- PASSAGE
⁂
While the examples given for suitable applications for the present invention relate to steering systems for road vehicles, it will be appreciated by one skilled in the art that there are potentially other uses for the present invention with vehicles not intended for use on public roads.

Figure 1 shows a system view of a known vehicle steering system 10. In the example shown, the vehicle steering system 10 is assisted electrically, known as electric power assisted steering or EPAS. The steering system 10 comprises a steering wheel 2, a steering column or shaft 3, a motor assembly 5, a steering lock 6 a steering rack 7, a pair of steering arms 8 and a pair of steered road wheels 9 (only one is shown for clarity) which are typically the front wheels of a vehicle.

To change the direction of travel of the vehicle using the known steering system 10, the driver turns the steering wheel 2 in the desired direction. The steering wheel 2 is connected to the shaft 3 which is arranged to transmit the torque applied to the steering wheel 2 to the steering rack 7. The steering rack 7 translates the rotational movement of the shaft 3 into a linear movement. A steering arm 8 couples this linear movement to each steered road wheel 9. The force applied to the steering arm 8 by the steering rack 7 causes the road wheel 9 to rotate about a steering axis. Both ends of the steering rack 7 are arranged to move simultaneously in response to movement of the steering wheel thereby turning both road wheels 9 simultaneously and causing the vehicle to change direction as desired.

The motor assembly 5 is provided to assist the driver and reduce the effort required to turn the steering wheel 2 during driving. When the driver applies a steering input torque to the steering wheel 2 a sensor 24a (shown in Figure 3) determines the direction and magnitude of the input applied by the driver. In response to the output of that sensor 24, a controller 24 (also shown in Figure 3) supplies the motor assembly 5 with an appropriate electrical current, activating the motor assembly 5 and providing the desired assistance to the driver. An example of a motor assembly 5 for a known EPAS steering system 10 is shown in greater detail in Figure 3.

To prevent or at least mitigate the risk of theft of the vehicle, the driver may selectively lock the steering shaft 3 using the steering lock or steering lock assembly 6. In this example, the steering lock assembly 6 is mounted on a bracket around the shaft 3. The bracket is rigidly connected to the vehicle. The steering lock 6 is arranged to selectively engage with a feature (not shown for clarity) on the shaft 3. When the steering lock 6 is in the locked position, rotation of the steering shaft relative to the vehicle is prevented or greatly restricted, as the steering lock assembly 6 effectively couples the shaft 3 to the bracket 15.
⁂
- GIVEN INFORMATION
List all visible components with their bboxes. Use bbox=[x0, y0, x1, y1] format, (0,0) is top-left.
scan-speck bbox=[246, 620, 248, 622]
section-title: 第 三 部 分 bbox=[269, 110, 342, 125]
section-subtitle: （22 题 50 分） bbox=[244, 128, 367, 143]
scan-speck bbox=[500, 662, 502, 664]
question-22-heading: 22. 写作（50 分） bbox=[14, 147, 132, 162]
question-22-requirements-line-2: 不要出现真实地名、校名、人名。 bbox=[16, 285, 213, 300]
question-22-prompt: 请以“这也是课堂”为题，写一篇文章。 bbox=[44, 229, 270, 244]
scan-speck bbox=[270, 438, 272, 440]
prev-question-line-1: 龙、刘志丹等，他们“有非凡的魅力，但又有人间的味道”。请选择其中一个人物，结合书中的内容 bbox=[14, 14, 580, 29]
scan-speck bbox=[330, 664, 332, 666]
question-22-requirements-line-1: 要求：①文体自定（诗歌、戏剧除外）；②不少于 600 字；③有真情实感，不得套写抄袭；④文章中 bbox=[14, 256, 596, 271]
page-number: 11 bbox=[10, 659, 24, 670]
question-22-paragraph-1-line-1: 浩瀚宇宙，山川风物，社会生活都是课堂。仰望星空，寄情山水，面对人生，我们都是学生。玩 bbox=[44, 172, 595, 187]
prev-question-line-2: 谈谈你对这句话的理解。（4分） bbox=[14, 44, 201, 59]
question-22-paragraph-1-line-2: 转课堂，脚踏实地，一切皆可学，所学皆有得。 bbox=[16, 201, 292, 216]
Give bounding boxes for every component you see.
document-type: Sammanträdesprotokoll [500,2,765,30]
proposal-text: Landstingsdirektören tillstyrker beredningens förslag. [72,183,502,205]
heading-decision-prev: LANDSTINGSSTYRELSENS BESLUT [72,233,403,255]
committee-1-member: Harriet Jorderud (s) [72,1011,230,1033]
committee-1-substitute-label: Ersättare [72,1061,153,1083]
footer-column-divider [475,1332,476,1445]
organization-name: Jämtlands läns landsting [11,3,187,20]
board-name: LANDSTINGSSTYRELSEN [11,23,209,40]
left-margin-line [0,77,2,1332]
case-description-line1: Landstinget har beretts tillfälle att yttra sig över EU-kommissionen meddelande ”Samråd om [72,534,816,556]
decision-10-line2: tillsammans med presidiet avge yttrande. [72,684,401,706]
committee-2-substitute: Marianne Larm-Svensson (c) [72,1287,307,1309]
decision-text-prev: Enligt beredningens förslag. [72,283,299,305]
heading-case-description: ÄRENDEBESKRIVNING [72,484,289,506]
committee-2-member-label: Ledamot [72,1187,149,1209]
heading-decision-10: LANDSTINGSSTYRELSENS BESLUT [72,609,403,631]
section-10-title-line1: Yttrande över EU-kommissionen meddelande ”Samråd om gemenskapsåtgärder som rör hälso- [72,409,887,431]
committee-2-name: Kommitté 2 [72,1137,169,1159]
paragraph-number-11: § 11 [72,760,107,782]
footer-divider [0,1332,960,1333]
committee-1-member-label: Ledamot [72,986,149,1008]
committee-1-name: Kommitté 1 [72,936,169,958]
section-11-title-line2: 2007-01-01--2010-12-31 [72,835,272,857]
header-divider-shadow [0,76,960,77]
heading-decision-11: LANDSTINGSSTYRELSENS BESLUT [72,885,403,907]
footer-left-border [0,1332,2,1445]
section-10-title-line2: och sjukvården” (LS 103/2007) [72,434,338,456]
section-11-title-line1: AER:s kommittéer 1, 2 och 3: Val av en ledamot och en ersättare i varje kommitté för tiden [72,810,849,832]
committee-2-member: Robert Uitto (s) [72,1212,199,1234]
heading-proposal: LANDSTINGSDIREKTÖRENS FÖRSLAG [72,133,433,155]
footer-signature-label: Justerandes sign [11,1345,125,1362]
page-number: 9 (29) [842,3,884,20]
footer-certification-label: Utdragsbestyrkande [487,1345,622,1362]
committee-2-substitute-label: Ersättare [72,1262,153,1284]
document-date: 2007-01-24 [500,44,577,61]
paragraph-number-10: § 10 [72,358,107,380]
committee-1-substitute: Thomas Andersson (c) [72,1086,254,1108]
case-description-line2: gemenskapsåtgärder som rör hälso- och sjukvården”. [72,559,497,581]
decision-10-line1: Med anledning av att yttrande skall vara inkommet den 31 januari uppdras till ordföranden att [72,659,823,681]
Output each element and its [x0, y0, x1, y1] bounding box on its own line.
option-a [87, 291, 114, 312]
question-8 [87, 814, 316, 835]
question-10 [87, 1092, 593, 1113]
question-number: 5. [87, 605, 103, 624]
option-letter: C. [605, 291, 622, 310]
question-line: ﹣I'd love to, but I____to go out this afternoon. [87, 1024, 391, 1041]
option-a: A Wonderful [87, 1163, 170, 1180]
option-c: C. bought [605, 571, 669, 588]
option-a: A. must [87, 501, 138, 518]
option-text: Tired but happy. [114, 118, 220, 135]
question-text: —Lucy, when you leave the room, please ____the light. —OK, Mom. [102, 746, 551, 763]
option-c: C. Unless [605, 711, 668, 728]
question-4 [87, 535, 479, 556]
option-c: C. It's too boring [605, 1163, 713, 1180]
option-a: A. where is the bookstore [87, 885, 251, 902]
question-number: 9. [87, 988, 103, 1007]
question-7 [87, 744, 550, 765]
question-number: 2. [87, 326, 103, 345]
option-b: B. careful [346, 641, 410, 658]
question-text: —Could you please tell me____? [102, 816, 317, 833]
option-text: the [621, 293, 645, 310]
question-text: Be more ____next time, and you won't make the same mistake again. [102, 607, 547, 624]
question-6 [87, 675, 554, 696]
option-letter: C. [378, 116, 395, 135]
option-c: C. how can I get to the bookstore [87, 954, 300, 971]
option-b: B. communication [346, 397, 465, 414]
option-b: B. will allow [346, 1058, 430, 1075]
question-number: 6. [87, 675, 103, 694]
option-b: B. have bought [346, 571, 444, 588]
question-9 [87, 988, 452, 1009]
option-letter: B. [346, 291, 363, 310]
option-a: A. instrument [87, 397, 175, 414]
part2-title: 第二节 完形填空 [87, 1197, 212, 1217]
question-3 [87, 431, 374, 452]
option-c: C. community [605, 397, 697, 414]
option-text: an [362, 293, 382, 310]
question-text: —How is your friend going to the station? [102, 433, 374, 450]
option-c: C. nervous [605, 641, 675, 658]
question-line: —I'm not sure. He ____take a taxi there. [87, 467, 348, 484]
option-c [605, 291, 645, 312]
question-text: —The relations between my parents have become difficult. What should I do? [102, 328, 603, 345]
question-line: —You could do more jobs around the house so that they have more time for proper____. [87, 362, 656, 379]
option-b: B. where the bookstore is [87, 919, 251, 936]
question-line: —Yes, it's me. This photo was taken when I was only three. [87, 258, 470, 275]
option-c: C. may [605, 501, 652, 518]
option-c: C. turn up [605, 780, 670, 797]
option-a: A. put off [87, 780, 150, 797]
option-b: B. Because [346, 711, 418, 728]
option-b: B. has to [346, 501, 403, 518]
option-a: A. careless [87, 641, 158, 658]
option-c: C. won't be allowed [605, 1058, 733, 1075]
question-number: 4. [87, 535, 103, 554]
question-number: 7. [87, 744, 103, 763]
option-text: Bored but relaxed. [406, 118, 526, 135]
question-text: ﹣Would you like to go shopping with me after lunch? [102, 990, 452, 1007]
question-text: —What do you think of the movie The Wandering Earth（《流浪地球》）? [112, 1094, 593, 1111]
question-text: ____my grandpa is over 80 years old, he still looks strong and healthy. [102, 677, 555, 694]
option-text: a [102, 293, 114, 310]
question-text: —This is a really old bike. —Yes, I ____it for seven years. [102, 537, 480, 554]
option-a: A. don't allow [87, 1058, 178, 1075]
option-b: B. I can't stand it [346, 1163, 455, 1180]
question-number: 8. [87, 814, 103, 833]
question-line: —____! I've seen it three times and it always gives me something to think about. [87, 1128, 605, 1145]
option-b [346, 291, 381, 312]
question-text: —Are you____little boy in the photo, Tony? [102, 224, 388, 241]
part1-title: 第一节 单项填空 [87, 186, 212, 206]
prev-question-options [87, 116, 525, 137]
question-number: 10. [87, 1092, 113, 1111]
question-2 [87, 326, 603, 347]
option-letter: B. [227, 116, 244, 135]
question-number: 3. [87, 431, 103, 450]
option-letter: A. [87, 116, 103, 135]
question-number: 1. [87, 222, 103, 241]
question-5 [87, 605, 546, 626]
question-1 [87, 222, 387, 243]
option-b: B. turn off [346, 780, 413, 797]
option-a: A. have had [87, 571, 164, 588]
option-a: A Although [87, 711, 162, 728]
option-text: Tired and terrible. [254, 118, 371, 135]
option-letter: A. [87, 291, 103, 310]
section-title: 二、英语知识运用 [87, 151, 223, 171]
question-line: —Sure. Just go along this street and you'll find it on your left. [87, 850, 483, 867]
⁂
- SHORT PROBLEM 1
List every component that the passage on the steering system names for steering system 10, with reference numbers.
- SHORT PROBLEM 2
In the passage on the steering system, rewrite the paragraph beginning "To change the direction of travel" as a short list of steps, keeping its main facts.
- SHORT PROBLEM 3
Carry on the passage on the steering system from its last sentence.

- REPLY 1
- steering wheel 2
- steering column or shaft 3
- motor assembly 5
- steering lock 6
- steering rack 7
- pair of steering arms 8
- pair of steered road wheels 9

- REPLY 2
- The driver turns the steering wheel 2 in the desired direction.
- The shaft 3, connected to the steering wheel, transmits the applied torque to the steering rack 7.
- The steering rack 7 converts the shaft's rotation into linear movement.
- A steering arm 8 couples that movement to each steered road wheel 9, and the applied force turns the wheel about a steering axis.
- Both ends of the rack move together, turning both road wheels at once so the vehicle changes direction.

- REPLY 3
Figure 2 shows an exploded view of a known steering lock assembly 6 in more detail. As described above, the steering lock assembly 6 comprises a steering lock body 12 supporting a locking pawl 11 arranged to engage a pawl receiver 13 mounted to the steering shaft 3 via a tolerance ring 14. The steering lock body 12 is formed in two halves, a steering lock body upper 1 2U (not shown for clarity) and a steering lock body lower 12L, arranged to clamp around the steering shaft.

The tolerance ring 14 is made from a band of spring steel at least partly surrounded by a series of perforations or serrations 14s formed around the band, arranged to tightly grip the steering shaft 3.The tolerance ring 14 is substantially circular in cross section with a diameter less than or equal to the steering shaft 3.

The perimeter of the tolerance ring 14 is not continuous but rather has a narrow slot or gap 1 4g cut through the band parallel with the axis of rotation of the steering shaft 3. The gap 14g is arranged to facilitate the installation of the tolerance ring 14 to the shaft 3. The axis of rotation of the steering shaft 3 is indicated by a chain dash line in Figure 2.

The tolerance ring 14 is press fit over the shaft 3 and the pawl receiver 13 is press fit over the tolerance ring 14. The pawl receiver 13 and tolerance ring 14 may only be rotated around the shaft if a pre-determined slip torque is exceeded. Typically, slip torque is tuned to be greater than 100 Nm so as to greatly minimise the possibility of a thief being able to drive the vehicle with the steering lock engaged.

The steering lock body lower 12L is arranged to permit the pawl 11 to be selectively moved from a locked position to an unlocked position. In the locked position, the pawl 11 protrudes from the steering lock body lower 1 2L towards the axis of rotation of the shaft 3. By moving towards the steering shaft 3, the pawl 11 engages with cooperating features arranged around the perimeter of the pawl receiver 13. An inner surface 1 3t of the pawl receiver 1 3 is arranged to fit tightly over the serrations 14s of the tolerance ring 14 to resist relative movement of the pawl receiver 13 relative to the shaft 3 when the pawl 11 is in the locked position.

The friction between the pawl receiver 13, the tolerance ring 14 and the shaft 3 is tuned to provide a sufficiently high slip torque, providing an effective locking means for the steering system.

Securing the pawl receiver 13 to the shaft 3 by means of a tolerance ring 14 effectively provides a friction clutch arrangement. This mitigates the risk of damage to steering components if a thief were to apply a large manual force to the steering wheel. Thus, even using a lever through the steering wheel in an attempt to break the steering lock, will be prevented by the action of the friction clutch and so the thief is prevented from driving the vehicle away when the steering lock is engaged.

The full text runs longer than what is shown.